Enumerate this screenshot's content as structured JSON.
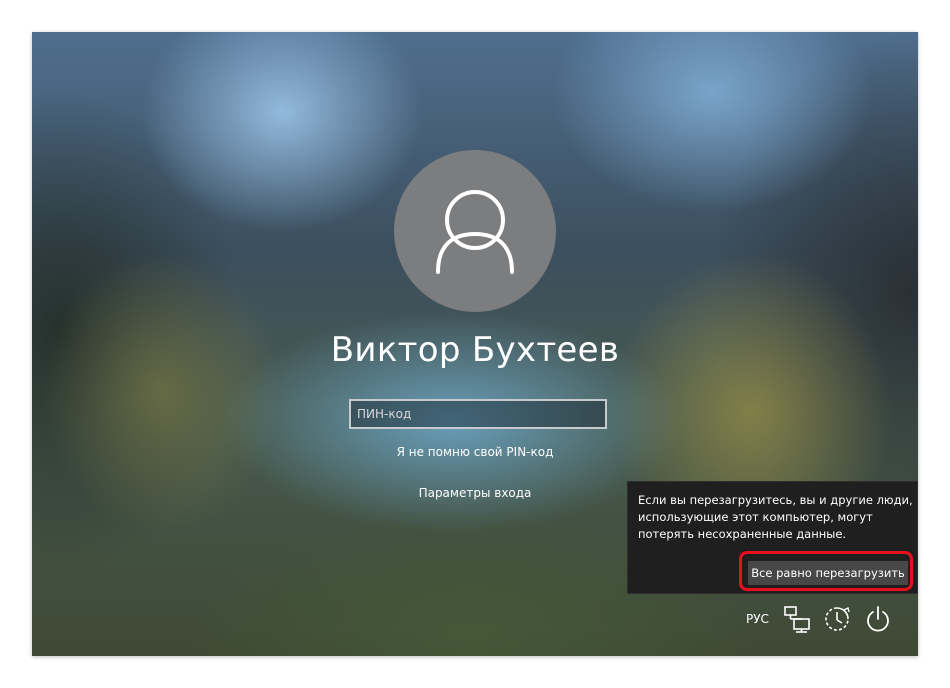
{
  "user": {
    "name": "Виктор Бухтеев",
    "avatar_icon": "user-silhouette-icon"
  },
  "login": {
    "pin_placeholder": "ПИН-код",
    "pin_value": "",
    "forgot_pin_link": "Я не помню свой PIN-код",
    "signin_options_link": "Параметры входа"
  },
  "restart_flyout": {
    "message": "Если вы перезагрузитесь, вы и другие люди, использующие этот компьютер, могут потерять несохраненные данные.",
    "button_label": "Все равно перезагрузить",
    "highlight_color": "#e8101a"
  },
  "tray": {
    "language": "РУС",
    "icons": [
      "network-icon",
      "accessibility-icon",
      "power-icon"
    ]
  }
}
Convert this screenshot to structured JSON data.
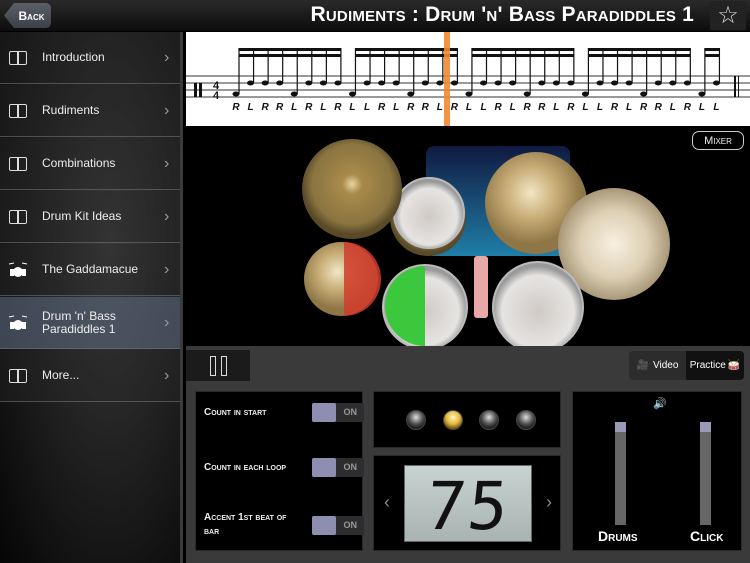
{
  "header": {
    "back_label": "Back",
    "title": "Rudiments : Drum 'n' Bass Paradiddles 1",
    "favorite_icon": "star-icon"
  },
  "sidebar": {
    "items": [
      {
        "label": "Introduction",
        "icon": "book-icon",
        "active": false
      },
      {
        "label": "Rudiments",
        "icon": "book-icon",
        "active": false
      },
      {
        "label": "Combinations",
        "icon": "book-icon",
        "active": false
      },
      {
        "label": "Drum Kit Ideas",
        "icon": "book-icon",
        "active": false
      },
      {
        "label": "The Gaddamacue",
        "icon": "drum-kit-icon",
        "active": false
      },
      {
        "label": "Drum 'n' Bass Paradiddles 1",
        "icon": "drum-kit-icon",
        "active": true
      },
      {
        "label": "More...",
        "icon": "book-icon",
        "active": false
      }
    ]
  },
  "notation": {
    "time_signature": "4/4",
    "sticking": [
      "R",
      "L",
      "R",
      "R",
      "L",
      "R",
      "L",
      "R",
      "L",
      "L",
      "R",
      "L",
      "R",
      "R",
      "L",
      "R",
      "L",
      "L",
      "R",
      "L",
      "R",
      "R",
      "L",
      "R",
      "L",
      "L",
      "R",
      "L",
      "R",
      "R",
      "L",
      "R",
      "L",
      "L"
    ],
    "playhead_color": "#f08a30"
  },
  "stage": {
    "mixer_label": "Mixer",
    "highlight_colors": {
      "hihat": "#d23c2c",
      "snare": "#3cc83c"
    }
  },
  "controls": {
    "video_label": "Video",
    "practice_label": "Practice",
    "options": [
      {
        "label": "Count in start",
        "state": "ON"
      },
      {
        "label": "Count in each loop",
        "state": "ON"
      },
      {
        "label": "Accent 1st beat of bar",
        "state": "ON"
      }
    ],
    "beat_leds": {
      "count": 4,
      "active_index": 1
    },
    "tempo": "75",
    "mixer": {
      "channels": [
        {
          "label": "Drums",
          "level_percent": 100
        },
        {
          "label": "Click",
          "level_percent": 100
        }
      ]
    }
  }
}
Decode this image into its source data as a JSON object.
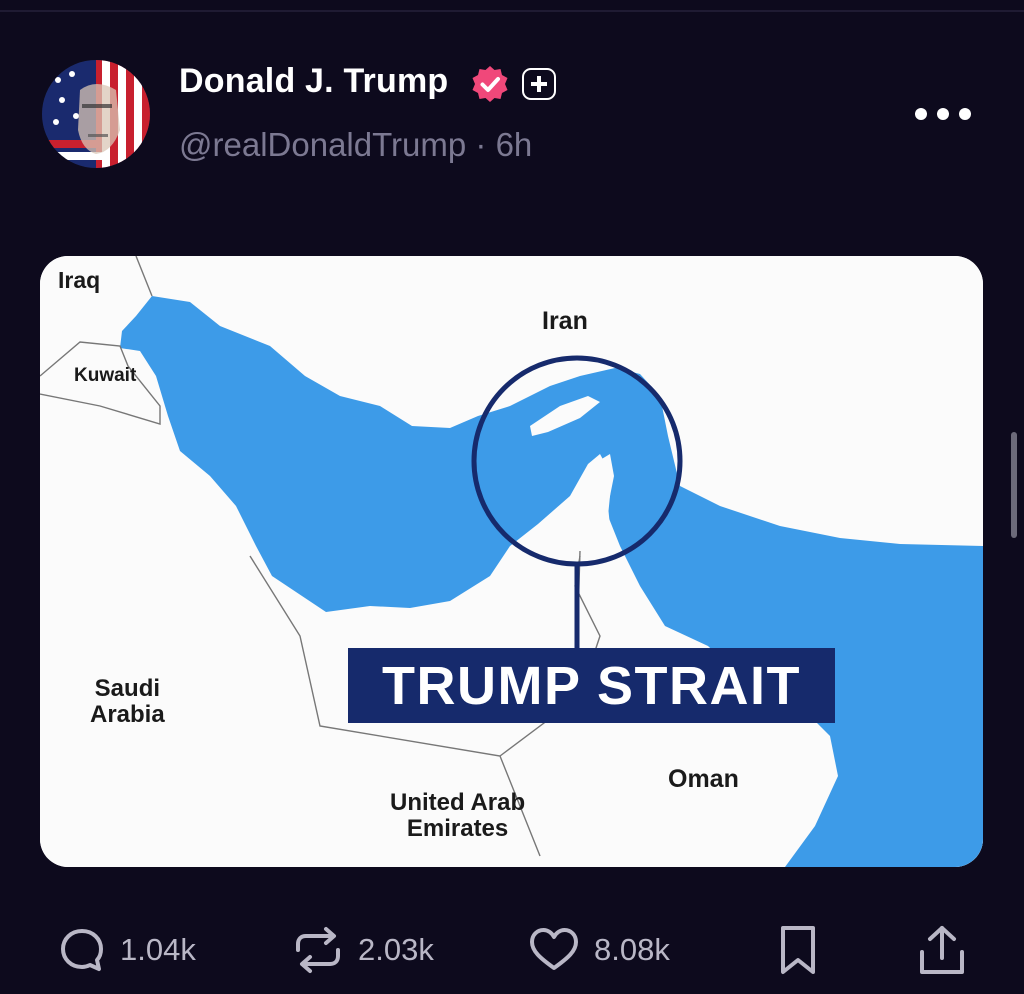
{
  "post": {
    "author_name": "Donald J. Trump",
    "handle": "@realDonaldTrump",
    "separator": "·",
    "time_ago": "6h"
  },
  "icons": {
    "verified": "verified-badge-icon",
    "plus": "plus-badge-icon",
    "more": "more-options-icon"
  },
  "map": {
    "labels": {
      "iraq": "Iraq",
      "iran": "Iran",
      "kuwait": "Kuwait",
      "saudi_arabia": "Saudi\nArabia",
      "uae": "United Arab\nEmirates",
      "oman": "Oman"
    },
    "banner": "TRUMP STRAIT",
    "colors": {
      "water": "#3d9be8",
      "land": "#fbfbfb",
      "banner": "#162a6c",
      "circle": "#162a6c"
    }
  },
  "actions": {
    "replies": "1.04k",
    "reposts": "2.03k",
    "likes": "8.08k"
  },
  "colors": {
    "background": "#0d0a1d",
    "verified_badge": "#f0487a",
    "muted_text": "#7c7992"
  }
}
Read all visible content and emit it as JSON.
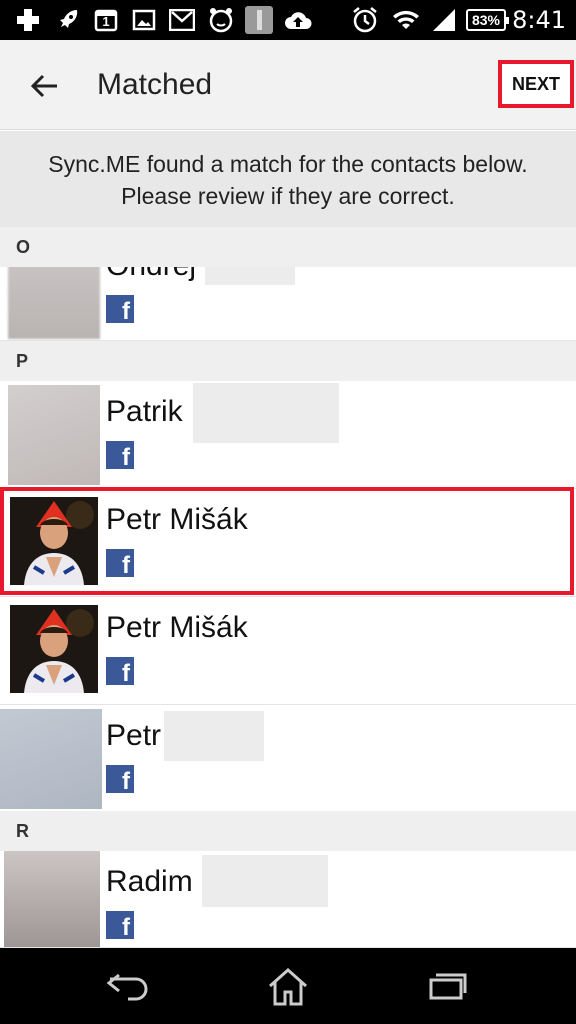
{
  "status_bar": {
    "battery": "83%",
    "time": "8:41",
    "icons": [
      "add-icon",
      "rocket-icon",
      "calendar-icon",
      "image-icon",
      "gmail-icon",
      "alarm-clock-app-icon",
      "app-icon",
      "cloud-upload-icon",
      "alarm-icon",
      "wifi-icon",
      "signal-icon"
    ],
    "calendar_day": "1"
  },
  "toolbar": {
    "title": "Matched",
    "next_label": "NEXT"
  },
  "banner": {
    "line1": "Sync.ME found a match for the contacts below.",
    "line2": "Please review if they are correct."
  },
  "sections": [
    {
      "letter": "O"
    },
    {
      "letter": "P"
    },
    {
      "letter": "R"
    }
  ],
  "contacts": [
    {
      "name": "Ondřej",
      "source": "f"
    },
    {
      "name": "Patrik",
      "source": "f"
    },
    {
      "name": "Petr Mišák",
      "source": "f",
      "highlighted": true
    },
    {
      "name": "Petr Mišák",
      "source": "f"
    },
    {
      "name": "Petr",
      "source": "f"
    },
    {
      "name": "Radim",
      "source": "f"
    }
  ],
  "colors": {
    "highlight": "#e8192c",
    "facebook": "#3b5998",
    "toolbar_bg": "#f2f2f2"
  },
  "nav_bar": {
    "icons": [
      "back-nav-icon",
      "home-icon",
      "recents-icon"
    ]
  }
}
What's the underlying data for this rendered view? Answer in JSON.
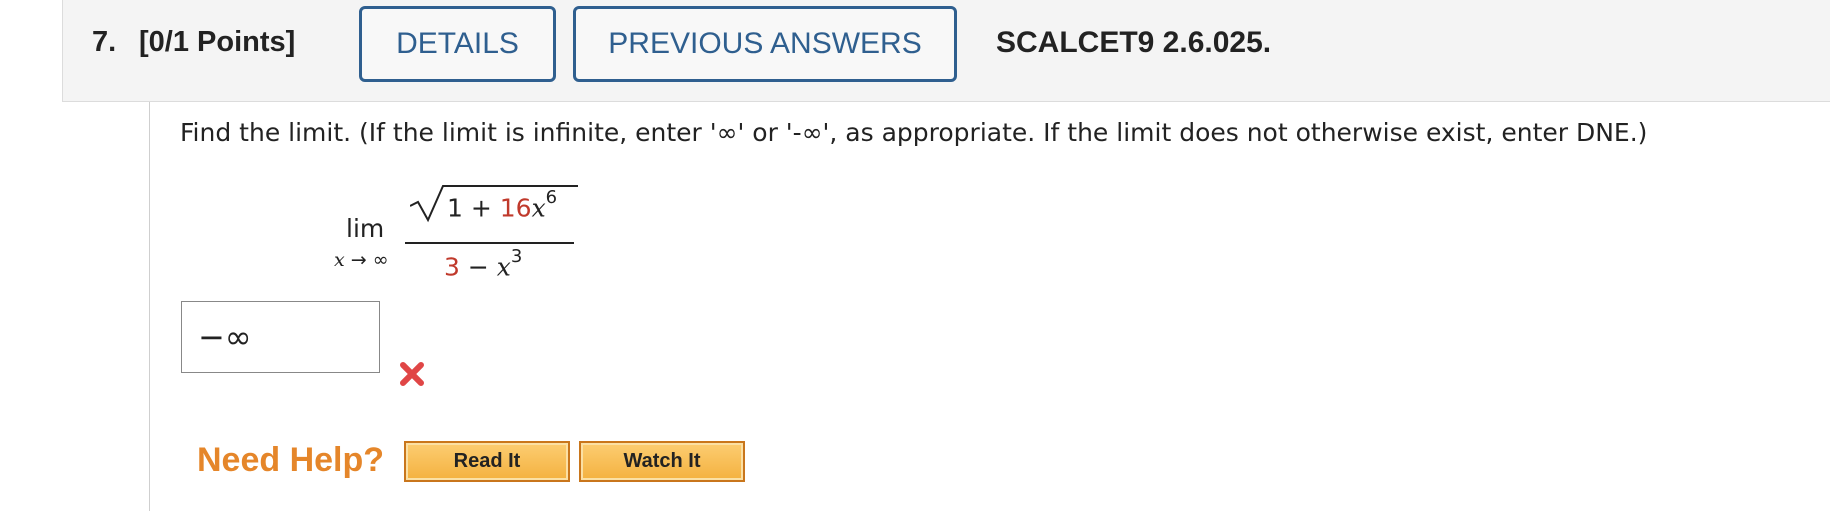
{
  "header": {
    "question_number": "7.",
    "points": "[0/1 Points]",
    "details_label": "DETAILS",
    "previous_answers_label": "PREVIOUS ANSWERS",
    "reference": "SCALCET9 2.6.025."
  },
  "question": {
    "instructions": "Find the limit. (If the limit is infinite, enter '∞' or '-∞', as appropriate. If the limit does not otherwise exist, enter DNE.)",
    "limit": {
      "lim_word": "lim",
      "variable": "x",
      "arrow": "→",
      "approaches": "∞",
      "numerator_const": "1 + ",
      "numerator_coef": "16",
      "numerator_var": "x",
      "numerator_exp": "6",
      "denominator_const": "3",
      "denominator_op": " − ",
      "denominator_var": "x",
      "denominator_exp": "3"
    },
    "answer_value": "−∞",
    "answer_status_icon": "incorrect-x-icon"
  },
  "help": {
    "need_help_label": "Need Help?",
    "read_it_label": "Read It",
    "watch_it_label": "Watch It"
  },
  "colors": {
    "accent_blue": "#2f5f8f",
    "incorrect_red": "#e04646",
    "need_help_orange": "#e5862a",
    "help_button_fill": "#f4b13f"
  }
}
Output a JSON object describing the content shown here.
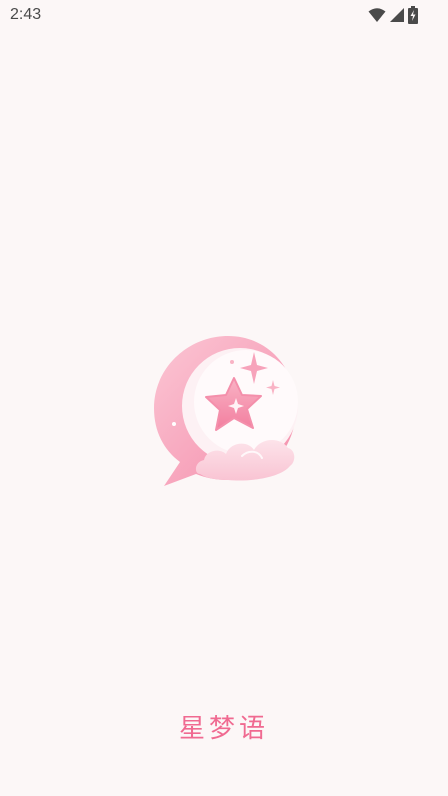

• _WHAT THE TASK ASKS_: Without the pictures, return the entries exactly as they appear.

• _TASK RESULT_:
Enumerate this screenshot's content as structured JSON.
{
  "user": {
    "name": "Виктор Бухтеев",
    "avatar_icon": "user-silhouette-icon"
  },
  "login": {
    "pin_placeholder": "ПИН-код",
    "pin_value": "",
    "forgot_pin_link": "Я не помню свой PIN-код",
    "signin_options_link": "Параметры входа"
  },
  "restart_flyout": {
    "message": "Если вы перезагрузитесь, вы и другие люди, использующие этот компьютер, могут потерять несохраненные данные.",
    "button_label": "Все равно перезагрузить",
    "highlight_color": "#e8101a"
  },
  "tray": {
    "language": "РУС",
    "icons": [
      "network-icon",
      "accessibility-icon",
      "power-icon"
    ]
  }
}
Convert this screenshot to structured JSON data.
{
  "header": {
    "back_label": "Back",
    "title": "Rudiments : Drum 'n' Bass Paradiddles 1",
    "favorite_icon": "star-icon"
  },
  "sidebar": {
    "items": [
      {
        "label": "Introduction",
        "icon": "book-icon",
        "active": false
      },
      {
        "label": "Rudiments",
        "icon": "book-icon",
        "active": false
      },
      {
        "label": "Combinations",
        "icon": "book-icon",
        "active": false
      },
      {
        "label": "Drum Kit Ideas",
        "icon": "book-icon",
        "active": false
      },
      {
        "label": "The Gaddamacue",
        "icon": "drum-kit-icon",
        "active": false
      },
      {
        "label": "Drum 'n' Bass Paradiddles 1",
        "icon": "drum-kit-icon",
        "active": true
      },
      {
        "label": "More...",
        "icon": "book-icon",
        "active": false
      }
    ]
  },
  "notation": {
    "time_signature": "4/4",
    "sticking": [
      "R",
      "L",
      "R",
      "R",
      "L",
      "R",
      "L",
      "R",
      "L",
      "L",
      "R",
      "L",
      "R",
      "R",
      "L",
      "R",
      "L",
      "L",
      "R",
      "L",
      "R",
      "R",
      "L",
      "R",
      "L",
      "L",
      "R",
      "L",
      "R",
      "R",
      "L",
      "R",
      "L",
      "L"
    ],
    "playhead_color": "#f08a30"
  },
  "stage": {
    "mixer_label": "Mixer",
    "highlight_colors": {
      "hihat": "#d23c2c",
      "snare": "#3cc83c"
    }
  },
  "controls": {
    "video_label": "Video",
    "practice_label": "Practice",
    "options": [
      {
        "label": "Count in start",
        "state": "ON"
      },
      {
        "label": "Count in each loop",
        "state": "ON"
      },
      {
        "label": "Accent 1st beat of bar",
        "state": "ON"
      }
    ],
    "beat_leds": {
      "count": 4,
      "active_index": 1
    },
    "tempo": "75",
    "mixer": {
      "channels": [
        {
          "label": "Drums",
          "level_percent": 100
        },
        {
          "label": "Click",
          "level_percent": 100
        }
      ]
    }
  }
}
Decode this image into its source data as a JSON object.
{
  "post": {
    "author_name": "Donald J. Trump",
    "handle": "@realDonaldTrump",
    "separator": "·",
    "time_ago": "6h"
  },
  "icons": {
    "verified": "verified-badge-icon",
    "plus": "plus-badge-icon",
    "more": "more-options-icon"
  },
  "map": {
    "labels": {
      "iraq": "Iraq",
      "iran": "Iran",
      "kuwait": "Kuwait",
      "saudi_arabia": "Saudi\nArabia",
      "uae": "United Arab\nEmirates",
      "oman": "Oman"
    },
    "banner": "TRUMP STRAIT",
    "colors": {
      "water": "#3d9be8",
      "land": "#fbfbfb",
      "banner": "#162a6c",
      "circle": "#162a6c"
    }
  },
  "actions": {
    "replies": "1.04k",
    "reposts": "2.03k",
    "likes": "8.08k"
  },
  "colors": {
    "background": "#0d0a1d",
    "verified_badge": "#f0487a",
    "muted_text": "#7c7992"
  }
}
Read all visible content and emit it as JSON.
{
  "status_bar": {
    "battery": "83%",
    "time": "8:41",
    "icons": [
      "add-icon",
      "rocket-icon",
      "calendar-icon",
      "image-icon",
      "gmail-icon",
      "alarm-clock-app-icon",
      "app-icon",
      "cloud-upload-icon",
      "alarm-icon",
      "wifi-icon",
      "signal-icon"
    ],
    "calendar_day": "1"
  },
  "toolbar": {
    "title": "Matched",
    "next_label": "NEXT"
  },
  "banner": {
    "line1": "Sync.ME found a match for the contacts below.",
    "line2": "Please review if they are correct."
  },
  "sections": [
    {
      "letter": "O"
    },
    {
      "letter": "P"
    },
    {
      "letter": "R"
    }
  ],
  "contacts": [
    {
      "name": "Ondřej",
      "source": "f"
    },
    {
      "name": "Patrik",
      "source": "f"
    },
    {
      "name": "Petr Mišák",
      "source": "f",
      "highlighted": true
    },
    {
      "name": "Petr Mišák",
      "source": "f"
    },
    {
      "name": "Petr",
      "source": "f"
    },
    {
      "name": "Radim",
      "source": "f"
    }
  ],
  "colors": {
    "highlight": "#e8192c",
    "facebook": "#3b5998",
    "toolbar_bg": "#f2f2f2"
  },
  "nav_bar": {
    "icons": [
      "back-nav-icon",
      "home-icon",
      "recents-icon"
    ]
  }
}
What's the underlying data for this rendered view? Answer in JSON.
{
  "header": {
    "question_number": "7.",
    "points": "[0/1 Points]",
    "details_label": "DETAILS",
    "previous_answers_label": "PREVIOUS ANSWERS",
    "reference": "SCALCET9 2.6.025."
  },
  "question": {
    "instructions": "Find the limit. (If the limit is infinite, enter '∞' or '-∞', as appropriate. If the limit does not otherwise exist, enter DNE.)",
    "limit": {
      "lim_word": "lim",
      "variable": "x",
      "arrow": "→",
      "approaches": "∞",
      "numerator_const": "1 + ",
      "numerator_coef": "16",
      "numerator_var": "x",
      "numerator_exp": "6",
      "denominator_const": "3",
      "denominator_op": " − ",
      "denominator_var": "x",
      "denominator_exp": "3"
    },
    "answer_value": "−∞",
    "answer_status_icon": "incorrect-x-icon"
  },
  "help": {
    "need_help_label": "Need Help?",
    "read_it_label": "Read It",
    "watch_it_label": "Watch It"
  },
  "colors": {
    "accent_blue": "#2f5f8f",
    "incorrect_red": "#e04646",
    "need_help_orange": "#e5862a",
    "help_button_fill": "#f4b13f"
  }
}
Output a JSON object describing the content shown here.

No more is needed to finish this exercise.